Task details> What follows is a set of entries. Repeat them exactly, but not their pictures.

[Items from a figure collection]
::::
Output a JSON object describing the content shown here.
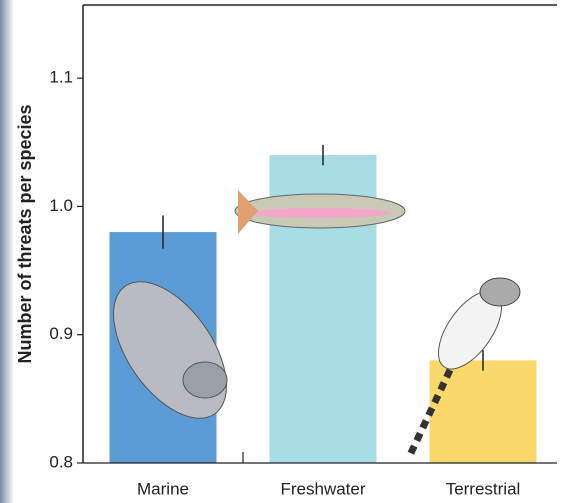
{
  "chart_data": {
    "type": "bar",
    "y_label": "Number of threats per species",
    "categories": [
      "Marine",
      "Freshwater",
      "Terrestrial"
    ],
    "values": [
      0.98,
      1.04,
      0.88
    ],
    "errors": [
      0.013,
      0.008,
      0.008
    ],
    "colors": [
      "#5b9bd6",
      "#a9dde6",
      "#fbd86a"
    ],
    "ylim": [
      0.8,
      1.157
    ],
    "yticks": [
      0.8,
      0.9,
      {
        "value": 1.0,
        "label": "1.0"
      },
      1.1
    ]
  }
}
::::
Answer>
Output a JSON object describing the content shown here.
{
  "chart_data": {
    "type": "bar",
    "y_label": "Number of threats per species",
    "categories": [
      "Marine",
      "Freshwater",
      "Terrestrial"
    ],
    "values": [
      0.98,
      1.04,
      0.88
    ],
    "errors": [
      0.013,
      0.008,
      0.008
    ],
    "colors": [
      "#5b9bd6",
      "#a9dde6",
      "#fbd86a"
    ],
    "ylim": [
      0.8,
      1.157
    ],
    "yticks": [
      0.8,
      0.9,
      {
        "value": 1.0,
        "label": "1.0"
      },
      1.1
    ]
  }
}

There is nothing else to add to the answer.